* start Excerpted records *

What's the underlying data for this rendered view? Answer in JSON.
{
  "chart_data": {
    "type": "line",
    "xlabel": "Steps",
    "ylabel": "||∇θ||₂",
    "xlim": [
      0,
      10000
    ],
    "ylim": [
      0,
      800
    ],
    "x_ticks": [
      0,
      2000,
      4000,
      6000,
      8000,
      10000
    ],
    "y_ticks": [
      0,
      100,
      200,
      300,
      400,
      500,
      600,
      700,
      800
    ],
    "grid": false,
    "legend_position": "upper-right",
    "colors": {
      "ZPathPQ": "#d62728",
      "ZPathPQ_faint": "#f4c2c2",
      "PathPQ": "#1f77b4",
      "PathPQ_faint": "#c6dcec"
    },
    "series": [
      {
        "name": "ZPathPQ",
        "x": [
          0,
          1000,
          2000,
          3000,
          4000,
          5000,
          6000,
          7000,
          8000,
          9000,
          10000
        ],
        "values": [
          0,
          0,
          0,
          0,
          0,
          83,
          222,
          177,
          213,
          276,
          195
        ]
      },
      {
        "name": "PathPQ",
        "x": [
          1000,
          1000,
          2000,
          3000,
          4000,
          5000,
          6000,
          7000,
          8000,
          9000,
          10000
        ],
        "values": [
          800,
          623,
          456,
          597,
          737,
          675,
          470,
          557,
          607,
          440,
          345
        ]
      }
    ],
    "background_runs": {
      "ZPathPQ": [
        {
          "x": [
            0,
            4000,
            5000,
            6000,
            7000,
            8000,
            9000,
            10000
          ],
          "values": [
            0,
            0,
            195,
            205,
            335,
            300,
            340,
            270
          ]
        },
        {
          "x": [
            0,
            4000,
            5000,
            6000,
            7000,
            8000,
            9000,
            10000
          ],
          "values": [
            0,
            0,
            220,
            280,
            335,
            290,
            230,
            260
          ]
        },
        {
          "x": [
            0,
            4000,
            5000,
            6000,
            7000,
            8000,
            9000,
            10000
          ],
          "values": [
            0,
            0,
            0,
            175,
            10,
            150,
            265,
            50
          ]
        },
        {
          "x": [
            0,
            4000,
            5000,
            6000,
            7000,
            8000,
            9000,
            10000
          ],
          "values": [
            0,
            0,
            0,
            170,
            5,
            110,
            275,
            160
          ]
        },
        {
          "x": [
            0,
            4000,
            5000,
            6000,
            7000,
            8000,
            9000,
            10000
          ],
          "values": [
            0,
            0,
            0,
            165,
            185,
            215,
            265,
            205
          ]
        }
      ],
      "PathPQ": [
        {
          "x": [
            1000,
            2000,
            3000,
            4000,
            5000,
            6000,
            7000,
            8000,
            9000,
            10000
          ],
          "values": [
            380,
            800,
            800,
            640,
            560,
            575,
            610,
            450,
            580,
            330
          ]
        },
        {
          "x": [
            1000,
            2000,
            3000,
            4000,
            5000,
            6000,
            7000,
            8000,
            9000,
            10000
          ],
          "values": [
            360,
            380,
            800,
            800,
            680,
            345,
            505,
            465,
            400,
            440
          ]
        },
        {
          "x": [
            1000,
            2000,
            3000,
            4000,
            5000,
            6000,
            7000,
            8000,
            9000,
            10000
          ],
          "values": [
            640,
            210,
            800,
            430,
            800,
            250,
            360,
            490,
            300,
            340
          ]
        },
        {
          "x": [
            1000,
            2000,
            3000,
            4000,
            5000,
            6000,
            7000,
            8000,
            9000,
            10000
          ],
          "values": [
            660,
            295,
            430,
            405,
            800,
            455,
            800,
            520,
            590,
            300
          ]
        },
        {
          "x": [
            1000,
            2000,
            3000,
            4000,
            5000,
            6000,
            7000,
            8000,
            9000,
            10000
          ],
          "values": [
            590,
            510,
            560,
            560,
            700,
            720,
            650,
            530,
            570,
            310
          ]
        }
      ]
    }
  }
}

* end Excerpted records *

-- Stated task --
Using the data above, reproduce every line exactly.

-- Solution to this exercise --
What's the underlying data for this rendered view? Answer in JSON.
{
  "chart_data": {
    "type": "line",
    "xlabel": "Steps",
    "ylabel": "||∇θ||₂",
    "xlim": [
      0,
      10000
    ],
    "ylim": [
      0,
      800
    ],
    "x_ticks": [
      0,
      2000,
      4000,
      6000,
      8000,
      10000
    ],
    "y_ticks": [
      0,
      100,
      200,
      300,
      400,
      500,
      600,
      700,
      800
    ],
    "grid": false,
    "legend_position": "upper-right",
    "colors": {
      "ZPathPQ": "#d62728",
      "ZPathPQ_faint": "#f4c2c2",
      "PathPQ": "#1f77b4",
      "PathPQ_faint": "#c6dcec"
    },
    "series": [
      {
        "name": "ZPathPQ",
        "x": [
          0,
          1000,
          2000,
          3000,
          4000,
          5000,
          6000,
          7000,
          8000,
          9000,
          10000
        ],
        "values": [
          0,
          0,
          0,
          0,
          0,
          83,
          222,
          177,
          213,
          276,
          195
        ]
      },
      {
        "name": "PathPQ",
        "x": [
          1000,
          1000,
          2000,
          3000,
          4000,
          5000,
          6000,
          7000,
          8000,
          9000,
          10000
        ],
        "values": [
          800,
          623,
          456,
          597,
          737,
          675,
          470,
          557,
          607,
          440,
          345
        ]
      }
    ],
    "background_runs": {
      "ZPathPQ": [
        {
          "x": [
            0,
            4000,
            5000,
            6000,
            7000,
            8000,
            9000,
            10000
          ],
          "values": [
            0,
            0,
            195,
            205,
            335,
            300,
            340,
            270
          ]
        },
        {
          "x": [
            0,
            4000,
            5000,
            6000,
            7000,
            8000,
            9000,
            10000
          ],
          "values": [
            0,
            0,
            220,
            280,
            335,
            290,
            230,
            260
          ]
        },
        {
          "x": [
            0,
            4000,
            5000,
            6000,
            7000,
            8000,
            9000,
            10000
          ],
          "values": [
            0,
            0,
            0,
            175,
            10,
            150,
            265,
            50
          ]
        },
        {
          "x": [
            0,
            4000,
            5000,
            6000,
            7000,
            8000,
            9000,
            10000
          ],
          "values": [
            0,
            0,
            0,
            170,
            5,
            110,
            275,
            160
          ]
        },
        {
          "x": [
            0,
            4000,
            5000,
            6000,
            7000,
            8000,
            9000,
            10000
          ],
          "values": [
            0,
            0,
            0,
            165,
            185,
            215,
            265,
            205
          ]
        }
      ],
      "PathPQ": [
        {
          "x": [
            1000,
            2000,
            3000,
            4000,
            5000,
            6000,
            7000,
            8000,
            9000,
            10000
          ],
          "values": [
            380,
            800,
            800,
            640,
            560,
            575,
            610,
            450,
            580,
            330
          ]
        },
        {
          "x": [
            1000,
            2000,
            3000,
            4000,
            5000,
            6000,
            7000,
            8000,
            9000,
            10000
          ],
          "values": [
            360,
            380,
            800,
            800,
            680,
            345,
            505,
            465,
            400,
            440
          ]
        },
        {
          "x": [
            1000,
            2000,
            3000,
            4000,
            5000,
            6000,
            7000,
            8000,
            9000,
            10000
          ],
          "values": [
            640,
            210,
            800,
            430,
            800,
            250,
            360,
            490,
            300,
            340
          ]
        },
        {
          "x": [
            1000,
            2000,
            3000,
            4000,
            5000,
            6000,
            7000,
            8000,
            9000,
            10000
          ],
          "values": [
            660,
            295,
            430,
            405,
            800,
            455,
            800,
            520,
            590,
            300
          ]
        },
        {
          "x": [
            1000,
            2000,
            3000,
            4000,
            5000,
            6000,
            7000,
            8000,
            9000,
            10000
          ],
          "values": [
            590,
            510,
            560,
            560,
            700,
            720,
            650,
            530,
            570,
            310
          ]
        }
      ]
    }
  }
}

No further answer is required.